What you are asked to do :: Reproduce the records starting with the line containing "door-bijkeuken-hal: [632, 1112, 676, 1140]" and going on through the line containing "Extract all elements", swapping "window" for "pane" and leaving everything else unchanged. Give only those lines.

Raw records:

****************************************

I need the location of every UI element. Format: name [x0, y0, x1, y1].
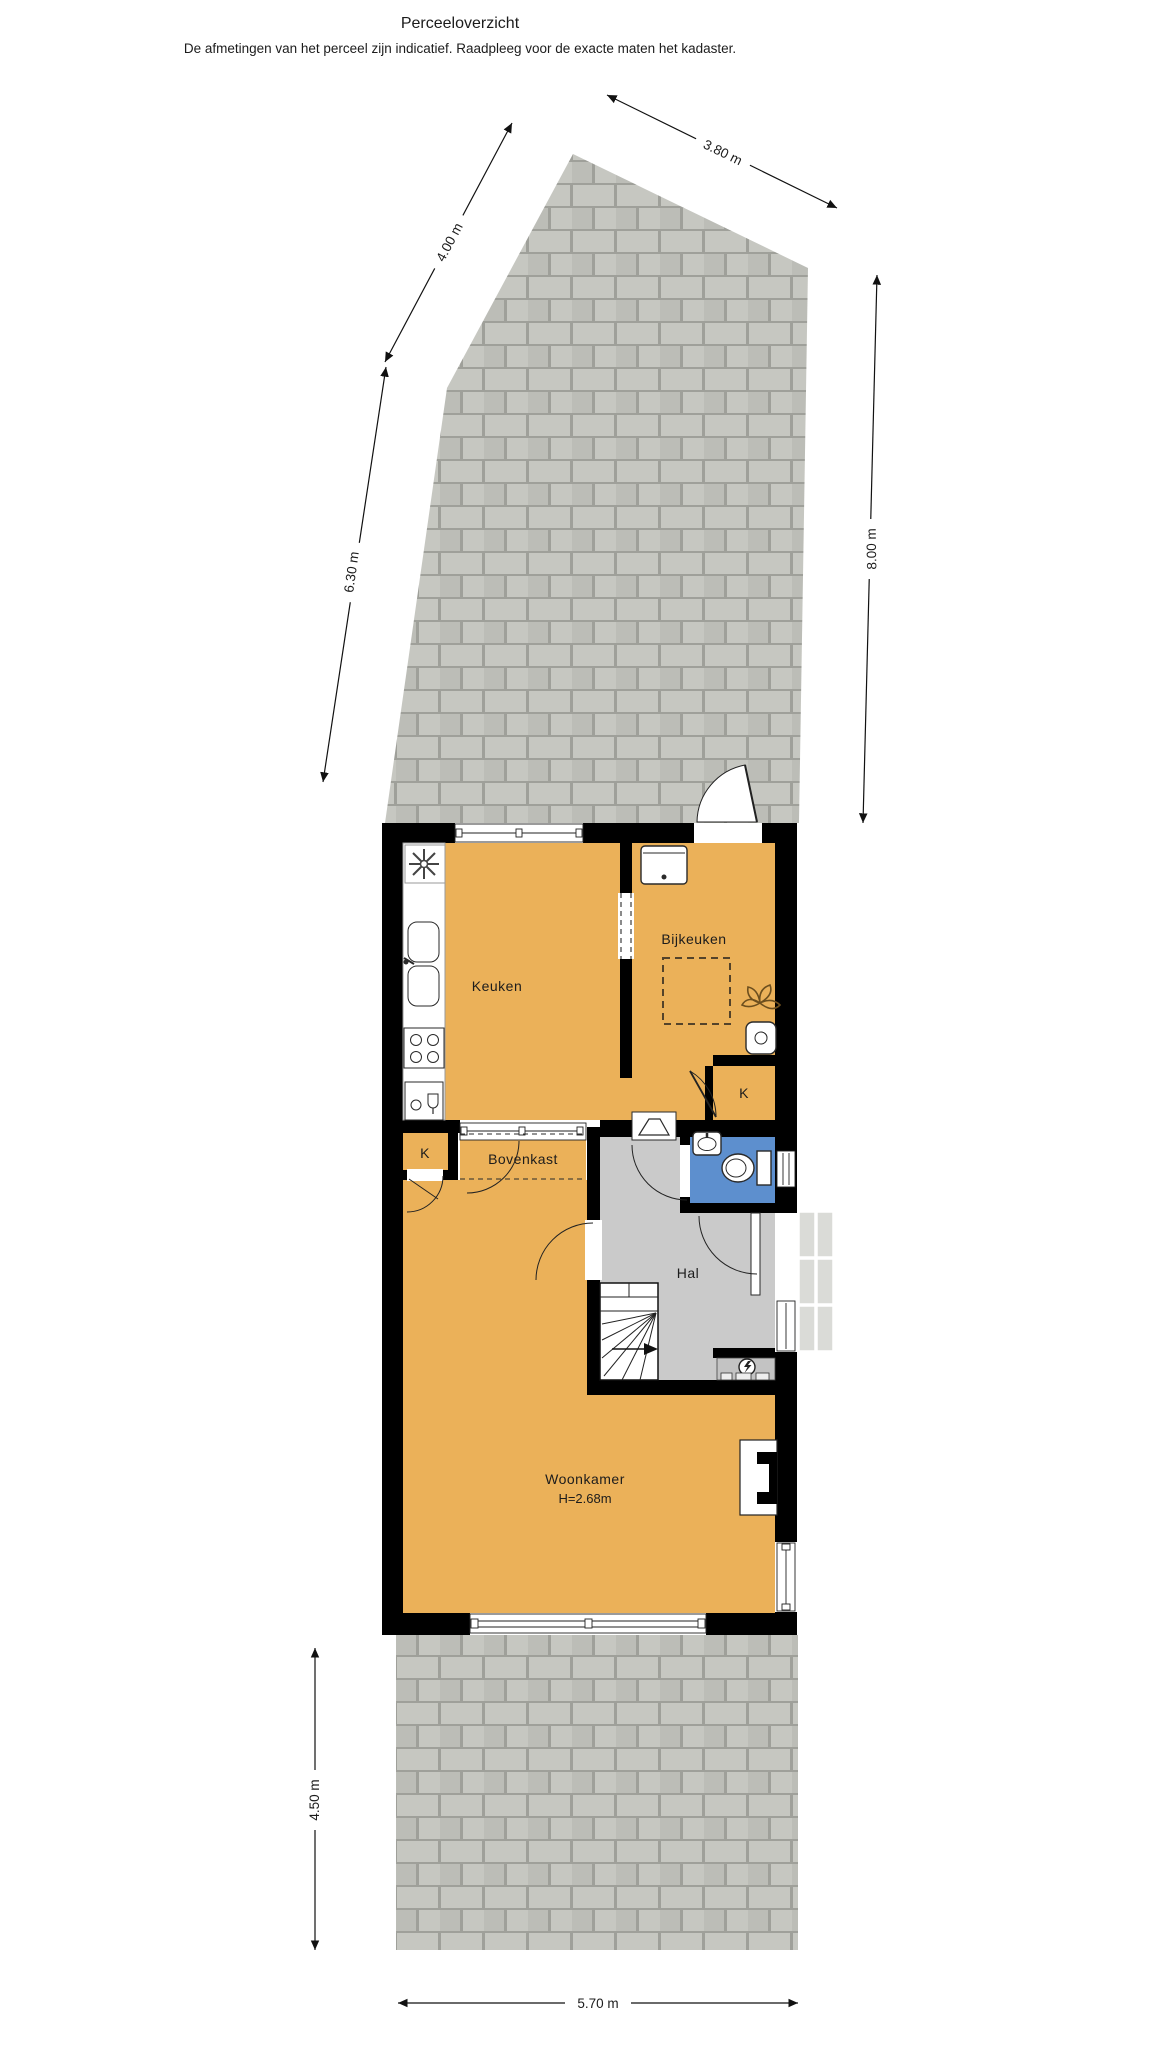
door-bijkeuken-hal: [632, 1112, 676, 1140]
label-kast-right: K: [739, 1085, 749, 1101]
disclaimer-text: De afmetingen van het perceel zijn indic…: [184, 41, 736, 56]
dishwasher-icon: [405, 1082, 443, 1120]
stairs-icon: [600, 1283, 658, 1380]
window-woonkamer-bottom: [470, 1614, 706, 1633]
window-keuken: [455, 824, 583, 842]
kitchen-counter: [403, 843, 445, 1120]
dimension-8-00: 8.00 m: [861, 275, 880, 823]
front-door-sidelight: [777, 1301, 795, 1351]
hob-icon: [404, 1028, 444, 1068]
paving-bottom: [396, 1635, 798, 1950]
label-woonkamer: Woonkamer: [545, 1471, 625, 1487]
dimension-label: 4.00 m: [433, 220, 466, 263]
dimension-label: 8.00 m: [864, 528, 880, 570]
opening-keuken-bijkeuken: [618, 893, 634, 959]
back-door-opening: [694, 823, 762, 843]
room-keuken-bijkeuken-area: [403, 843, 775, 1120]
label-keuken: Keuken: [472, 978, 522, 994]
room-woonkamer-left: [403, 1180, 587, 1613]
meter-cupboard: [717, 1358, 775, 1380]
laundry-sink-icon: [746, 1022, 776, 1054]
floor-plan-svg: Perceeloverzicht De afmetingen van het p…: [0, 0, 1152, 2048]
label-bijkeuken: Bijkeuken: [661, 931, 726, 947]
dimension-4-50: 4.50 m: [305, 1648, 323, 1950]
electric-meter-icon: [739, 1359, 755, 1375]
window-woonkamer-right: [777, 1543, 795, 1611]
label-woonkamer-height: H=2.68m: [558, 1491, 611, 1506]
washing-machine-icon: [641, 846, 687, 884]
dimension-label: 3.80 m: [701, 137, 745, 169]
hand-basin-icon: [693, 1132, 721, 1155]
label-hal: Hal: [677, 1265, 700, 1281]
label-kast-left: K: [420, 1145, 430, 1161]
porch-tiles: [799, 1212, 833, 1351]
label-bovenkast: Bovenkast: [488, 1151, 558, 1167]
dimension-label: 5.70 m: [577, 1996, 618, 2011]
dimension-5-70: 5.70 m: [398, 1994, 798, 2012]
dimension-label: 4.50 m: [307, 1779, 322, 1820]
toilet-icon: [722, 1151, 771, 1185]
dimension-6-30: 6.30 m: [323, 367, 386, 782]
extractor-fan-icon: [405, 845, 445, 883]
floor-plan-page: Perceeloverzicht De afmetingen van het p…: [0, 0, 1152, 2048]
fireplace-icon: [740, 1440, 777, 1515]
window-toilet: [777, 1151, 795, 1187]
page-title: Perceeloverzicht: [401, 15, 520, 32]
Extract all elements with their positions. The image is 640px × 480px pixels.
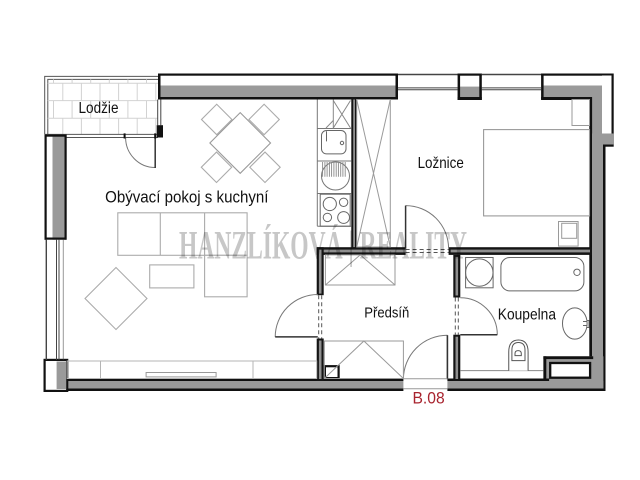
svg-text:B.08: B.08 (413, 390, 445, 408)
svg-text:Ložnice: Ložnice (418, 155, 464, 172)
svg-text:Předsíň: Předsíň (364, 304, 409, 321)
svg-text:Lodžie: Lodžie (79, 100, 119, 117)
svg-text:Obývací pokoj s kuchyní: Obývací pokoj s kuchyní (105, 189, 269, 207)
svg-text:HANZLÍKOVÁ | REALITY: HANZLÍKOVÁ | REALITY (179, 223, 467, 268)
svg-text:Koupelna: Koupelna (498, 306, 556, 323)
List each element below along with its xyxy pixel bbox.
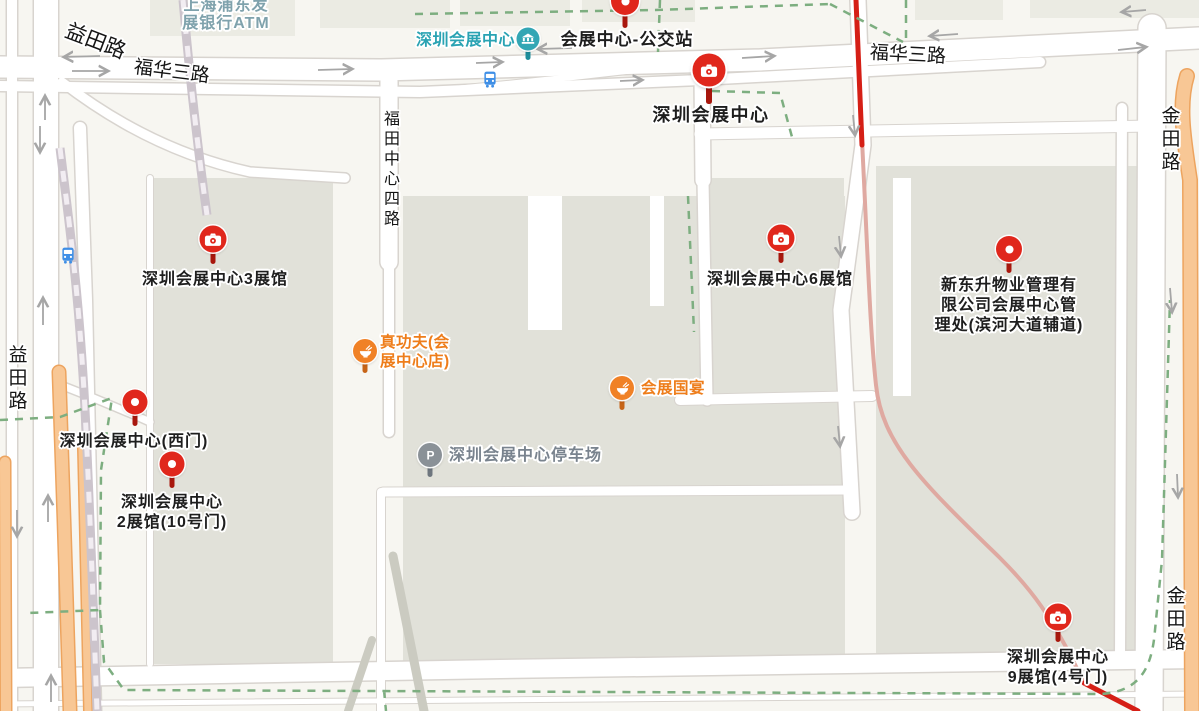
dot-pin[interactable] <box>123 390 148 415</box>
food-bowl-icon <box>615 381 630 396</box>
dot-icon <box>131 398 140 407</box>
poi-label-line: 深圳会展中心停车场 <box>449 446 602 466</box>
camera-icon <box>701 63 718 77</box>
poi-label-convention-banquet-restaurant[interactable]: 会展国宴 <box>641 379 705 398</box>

****************************************

Response below ::
door-bijkeuken-hal: [632, 1112, 676, 1140]
label-kast-right: K: [739, 1085, 749, 1101]
disclaimer-text: De afmetingen van het perceel zijn indic…: [184, 41, 736, 56]
dishwasher-icon: [405, 1082, 443, 1120]
stairs-icon: [600, 1283, 658, 1380]
pane-woonkamer-bottom: [470, 1614, 706, 1633]
pane-keuken: [455, 824, 583, 842]
kitchen-counter: [403, 843, 445, 1120]
dimension-8-00: 8.00 m: [861, 275, 880, 823]
front-door-sidelight: [777, 1301, 795, 1351]
hob-icon: [404, 1028, 444, 1068]
paving-bottom: [396, 1635, 798, 1950]
label-woonkamer: Woonkamer: [545, 1471, 625, 1487]
dimension-label: 4.00 m: [433, 220, 466, 263]
dimension-label: 8.00 m: [864, 528, 880, 570]
opening-keuken-bijkeuken: [618, 893, 634, 959]
back-door-opening: [694, 823, 762, 843]
room-keuken-bijkeuken-area: [403, 843, 775, 1120]
label-keuken: Keuken: [472, 978, 522, 994]
room-woonkamer-left: [403, 1180, 587, 1613]
meter-cupboard: [717, 1358, 775, 1380]
laundry-sink-icon: [746, 1022, 776, 1054]
floor-plan-svg: Perceeloverzicht De afmetingen van het p…: [0, 0, 1152, 2048]
label-bijkeuken: Bijkeuken: [661, 931, 726, 947]
dimension-4-50: 4.50 m: [305, 1648, 323, 1950]
electric-meter-icon: [739, 1359, 755, 1375]
pane-woonkamer-right: [777, 1543, 795, 1611]
label-woonkamer-height: H=2.68m: [558, 1491, 611, 1506]
washing-machine-icon: [641, 846, 687, 884]
dimension-label: 3.80 m: [701, 137, 745, 169]
hand-basin-icon: [693, 1132, 721, 1155]
label-hal: Hal: [677, 1265, 700, 1281]
label-kast-left: K: [420, 1145, 430, 1161]
porch-tiles: [799, 1212, 833, 1351]
label-bovenkast: Bovenkast: [488, 1151, 558, 1167]
dimension-label: 5.70 m: [577, 1996, 618, 2011]
dimension-5-70: 5.70 m: [398, 1994, 798, 2012]
dimension-label: 4.50 m: [307, 1779, 322, 1820]
toilet-icon: [722, 1151, 771, 1185]
dimension-6-30: 6.30 m: [323, 367, 386, 782]
extractor-fan-icon: [405, 845, 445, 883]
floor-plan-page: Perceeloverzicht De afmetingen van het p…: [0, 0, 1152, 2048]
fireplace-icon: [740, 1440, 777, 1515]
pane-toilet: [777, 1151, 795, 1187]
page-title: Perceeloverzicht: [401, 15, 520, 32]
Extract all elements with their positions. The image is 640px × 480px pixels.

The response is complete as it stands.